→ **WHAT NEEDS TO BE DONE**
Go through the records below line by line, counting those that contain the word "JSON"; answer with the count only.

Stored data
>> begin
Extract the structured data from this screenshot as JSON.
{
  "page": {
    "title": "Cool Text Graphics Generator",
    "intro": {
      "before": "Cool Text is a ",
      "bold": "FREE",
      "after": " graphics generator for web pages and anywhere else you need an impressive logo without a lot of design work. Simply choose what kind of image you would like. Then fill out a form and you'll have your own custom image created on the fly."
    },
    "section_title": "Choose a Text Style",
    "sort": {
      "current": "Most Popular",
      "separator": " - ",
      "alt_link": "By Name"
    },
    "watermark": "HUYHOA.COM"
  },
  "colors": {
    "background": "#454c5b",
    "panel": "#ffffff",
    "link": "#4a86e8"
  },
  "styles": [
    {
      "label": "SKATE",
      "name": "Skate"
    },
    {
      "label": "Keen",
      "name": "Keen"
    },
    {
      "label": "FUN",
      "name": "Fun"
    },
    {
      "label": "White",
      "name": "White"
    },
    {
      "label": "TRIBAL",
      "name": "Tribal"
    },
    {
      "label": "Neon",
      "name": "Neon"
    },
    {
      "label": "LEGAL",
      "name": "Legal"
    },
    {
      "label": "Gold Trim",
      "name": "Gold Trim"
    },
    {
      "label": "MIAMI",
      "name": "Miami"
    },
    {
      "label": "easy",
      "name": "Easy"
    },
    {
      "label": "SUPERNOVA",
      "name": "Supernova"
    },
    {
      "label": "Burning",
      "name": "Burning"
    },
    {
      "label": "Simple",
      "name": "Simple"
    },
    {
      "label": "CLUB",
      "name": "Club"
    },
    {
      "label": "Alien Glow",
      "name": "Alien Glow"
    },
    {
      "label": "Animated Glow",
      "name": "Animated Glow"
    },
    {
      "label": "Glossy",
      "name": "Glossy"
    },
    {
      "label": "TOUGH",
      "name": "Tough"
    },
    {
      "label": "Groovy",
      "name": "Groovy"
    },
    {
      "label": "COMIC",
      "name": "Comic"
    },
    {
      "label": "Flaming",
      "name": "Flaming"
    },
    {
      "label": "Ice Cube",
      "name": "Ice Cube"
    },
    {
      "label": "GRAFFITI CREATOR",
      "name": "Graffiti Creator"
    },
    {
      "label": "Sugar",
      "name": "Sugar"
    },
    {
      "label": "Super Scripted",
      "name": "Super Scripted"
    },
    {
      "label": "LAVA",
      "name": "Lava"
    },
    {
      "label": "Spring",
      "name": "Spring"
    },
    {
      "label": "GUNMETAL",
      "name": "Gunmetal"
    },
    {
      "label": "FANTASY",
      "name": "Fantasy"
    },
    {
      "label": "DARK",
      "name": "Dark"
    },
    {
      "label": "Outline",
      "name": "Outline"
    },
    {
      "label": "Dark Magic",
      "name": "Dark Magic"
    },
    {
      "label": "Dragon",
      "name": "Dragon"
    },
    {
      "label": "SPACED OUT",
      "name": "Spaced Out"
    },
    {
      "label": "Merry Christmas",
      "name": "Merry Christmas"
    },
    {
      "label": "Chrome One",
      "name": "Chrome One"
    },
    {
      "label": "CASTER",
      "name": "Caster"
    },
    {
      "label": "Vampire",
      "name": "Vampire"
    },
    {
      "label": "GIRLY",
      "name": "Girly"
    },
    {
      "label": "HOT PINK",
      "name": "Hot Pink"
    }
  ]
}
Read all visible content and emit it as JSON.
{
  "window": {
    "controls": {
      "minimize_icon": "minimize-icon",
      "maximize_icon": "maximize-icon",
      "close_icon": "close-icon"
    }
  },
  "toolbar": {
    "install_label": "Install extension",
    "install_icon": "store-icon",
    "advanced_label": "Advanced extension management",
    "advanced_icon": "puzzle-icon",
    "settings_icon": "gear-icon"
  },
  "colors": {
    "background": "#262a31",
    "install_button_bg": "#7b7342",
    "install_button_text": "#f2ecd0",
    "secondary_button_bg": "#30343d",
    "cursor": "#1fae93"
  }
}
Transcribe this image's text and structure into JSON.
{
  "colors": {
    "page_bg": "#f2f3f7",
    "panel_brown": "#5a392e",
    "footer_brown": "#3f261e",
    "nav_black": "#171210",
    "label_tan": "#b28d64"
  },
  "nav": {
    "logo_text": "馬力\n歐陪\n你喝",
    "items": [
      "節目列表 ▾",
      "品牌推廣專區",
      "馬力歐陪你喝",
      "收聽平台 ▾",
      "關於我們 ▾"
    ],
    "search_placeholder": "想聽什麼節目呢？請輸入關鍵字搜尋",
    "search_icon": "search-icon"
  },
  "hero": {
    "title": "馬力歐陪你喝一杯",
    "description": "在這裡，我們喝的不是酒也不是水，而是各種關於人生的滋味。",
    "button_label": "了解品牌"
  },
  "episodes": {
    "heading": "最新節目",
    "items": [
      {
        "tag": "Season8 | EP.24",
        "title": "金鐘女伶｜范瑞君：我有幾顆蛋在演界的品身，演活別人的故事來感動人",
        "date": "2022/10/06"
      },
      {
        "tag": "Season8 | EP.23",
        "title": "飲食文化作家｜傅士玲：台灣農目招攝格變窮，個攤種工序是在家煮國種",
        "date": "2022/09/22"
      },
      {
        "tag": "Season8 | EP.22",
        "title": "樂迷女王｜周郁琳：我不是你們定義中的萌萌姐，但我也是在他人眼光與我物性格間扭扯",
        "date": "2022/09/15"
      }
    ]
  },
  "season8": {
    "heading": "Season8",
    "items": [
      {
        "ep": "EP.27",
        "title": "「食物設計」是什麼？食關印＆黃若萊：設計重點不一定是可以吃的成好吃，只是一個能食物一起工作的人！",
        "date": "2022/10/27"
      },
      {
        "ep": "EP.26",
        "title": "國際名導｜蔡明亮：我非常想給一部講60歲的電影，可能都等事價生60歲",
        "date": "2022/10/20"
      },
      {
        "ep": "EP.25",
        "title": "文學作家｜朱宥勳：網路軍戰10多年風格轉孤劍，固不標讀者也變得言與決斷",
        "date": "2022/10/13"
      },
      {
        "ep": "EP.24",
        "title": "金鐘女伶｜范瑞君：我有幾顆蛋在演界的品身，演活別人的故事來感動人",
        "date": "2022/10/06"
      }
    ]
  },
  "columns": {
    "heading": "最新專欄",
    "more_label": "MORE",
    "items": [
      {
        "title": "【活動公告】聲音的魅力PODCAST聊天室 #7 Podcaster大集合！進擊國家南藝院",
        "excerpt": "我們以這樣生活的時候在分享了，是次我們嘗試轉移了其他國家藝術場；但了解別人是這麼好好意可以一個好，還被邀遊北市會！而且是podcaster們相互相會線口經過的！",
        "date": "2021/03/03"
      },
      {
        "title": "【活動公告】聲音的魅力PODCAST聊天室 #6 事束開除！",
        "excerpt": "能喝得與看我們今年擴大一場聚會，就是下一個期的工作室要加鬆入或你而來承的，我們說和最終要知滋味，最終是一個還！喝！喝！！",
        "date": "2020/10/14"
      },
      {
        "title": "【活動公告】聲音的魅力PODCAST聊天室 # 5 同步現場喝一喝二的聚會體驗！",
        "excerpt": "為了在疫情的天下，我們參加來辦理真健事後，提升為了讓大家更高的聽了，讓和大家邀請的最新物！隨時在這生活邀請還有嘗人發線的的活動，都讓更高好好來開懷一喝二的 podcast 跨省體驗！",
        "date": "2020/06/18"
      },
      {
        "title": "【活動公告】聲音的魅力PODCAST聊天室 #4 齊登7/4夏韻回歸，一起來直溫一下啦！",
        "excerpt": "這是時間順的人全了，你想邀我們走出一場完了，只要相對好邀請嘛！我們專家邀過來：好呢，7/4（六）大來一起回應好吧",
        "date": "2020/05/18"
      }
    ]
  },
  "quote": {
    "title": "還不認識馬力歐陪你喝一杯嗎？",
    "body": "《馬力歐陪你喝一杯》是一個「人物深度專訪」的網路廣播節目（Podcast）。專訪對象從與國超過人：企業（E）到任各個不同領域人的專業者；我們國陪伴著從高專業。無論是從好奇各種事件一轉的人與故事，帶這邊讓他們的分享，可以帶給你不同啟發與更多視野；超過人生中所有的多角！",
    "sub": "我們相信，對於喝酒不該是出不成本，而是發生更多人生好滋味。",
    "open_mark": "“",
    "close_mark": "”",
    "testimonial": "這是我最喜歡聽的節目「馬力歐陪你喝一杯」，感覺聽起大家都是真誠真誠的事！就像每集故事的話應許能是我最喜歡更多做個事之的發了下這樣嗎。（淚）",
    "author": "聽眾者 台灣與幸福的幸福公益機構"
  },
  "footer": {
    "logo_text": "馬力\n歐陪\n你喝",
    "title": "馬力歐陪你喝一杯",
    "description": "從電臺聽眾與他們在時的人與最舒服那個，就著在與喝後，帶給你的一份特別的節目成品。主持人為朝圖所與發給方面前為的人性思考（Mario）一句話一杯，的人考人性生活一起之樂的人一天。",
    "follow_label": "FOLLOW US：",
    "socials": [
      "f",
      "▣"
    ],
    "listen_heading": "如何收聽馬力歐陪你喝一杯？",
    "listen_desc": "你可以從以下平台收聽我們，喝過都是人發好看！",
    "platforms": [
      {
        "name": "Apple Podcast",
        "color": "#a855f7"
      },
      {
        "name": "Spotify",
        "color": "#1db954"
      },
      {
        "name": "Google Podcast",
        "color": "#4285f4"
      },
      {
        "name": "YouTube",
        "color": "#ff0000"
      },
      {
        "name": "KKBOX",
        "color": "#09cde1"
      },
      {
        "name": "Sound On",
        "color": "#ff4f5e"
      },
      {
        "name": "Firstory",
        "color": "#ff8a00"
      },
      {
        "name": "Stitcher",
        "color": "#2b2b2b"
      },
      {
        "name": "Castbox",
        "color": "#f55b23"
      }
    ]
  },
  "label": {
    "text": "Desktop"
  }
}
>> end
→ **SOLUTION TO THIS PROBLEM**
3